Records to use:
▬▬▬▬▬▬

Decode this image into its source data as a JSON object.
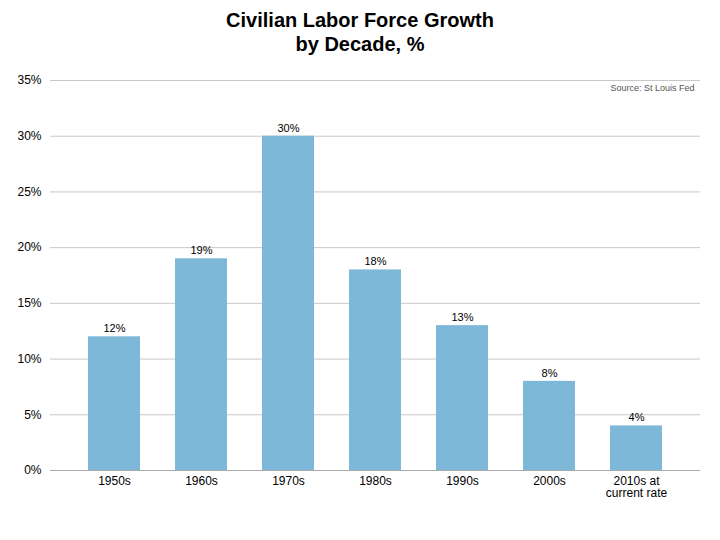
{
  "chart_data": {
    "type": "bar",
    "title": "Civilian Labor Force Growth\nby Decade, %",
    "categories": [
      "1950s",
      "1960s",
      "1970s",
      "1980s",
      "1990s",
      "2000s",
      "2010s at\ncurrent rate"
    ],
    "values": [
      12,
      19,
      30,
      18,
      13,
      8,
      4
    ],
    "value_labels": [
      "12%",
      "19%",
      "30%",
      "18%",
      "13%",
      "8%",
      "4%"
    ],
    "data_labels": true,
    "color": "#7eb8d9",
    "ylim": [
      0,
      35
    ],
    "yticks": [
      {
        "value": 0,
        "label": "0%"
      },
      {
        "value": 5,
        "label": "5%"
      },
      {
        "value": 10,
        "label": "10%"
      },
      {
        "value": 15,
        "label": "15%"
      },
      {
        "value": 20,
        "label": "20%"
      },
      {
        "value": 25,
        "label": "25%"
      },
      {
        "value": 30,
        "label": "30%"
      },
      {
        "value": 35,
        "label": "35%"
      }
    ],
    "grid": true,
    "annotations": [
      "Source: St Louis Fed"
    ]
  }
}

▬▬▬▬▬▬

Exercise instructions: Omit the pictures and reproduce the listing exactly.

Solution:
Decode this image into its source data as a JSON object.
{
  "chart_data": {
    "type": "bar",
    "title": "Civilian Labor Force Growth\nby Decade, %",
    "categories": [
      "1950s",
      "1960s",
      "1970s",
      "1980s",
      "1990s",
      "2000s",
      "2010s at\ncurrent rate"
    ],
    "values": [
      12,
      19,
      30,
      18,
      13,
      8,
      4
    ],
    "value_labels": [
      "12%",
      "19%",
      "30%",
      "18%",
      "13%",
      "8%",
      "4%"
    ],
    "data_labels": true,
    "color": "#7eb8d9",
    "ylim": [
      0,
      35
    ],
    "yticks": [
      {
        "value": 0,
        "label": "0%"
      },
      {
        "value": 5,
        "label": "5%"
      },
      {
        "value": 10,
        "label": "10%"
      },
      {
        "value": 15,
        "label": "15%"
      },
      {
        "value": 20,
        "label": "20%"
      },
      {
        "value": 25,
        "label": "25%"
      },
      {
        "value": 30,
        "label": "30%"
      },
      {
        "value": 35,
        "label": "35%"
      }
    ],
    "grid": true,
    "annotations": [
      "Source: St Louis Fed"
    ]
  }
}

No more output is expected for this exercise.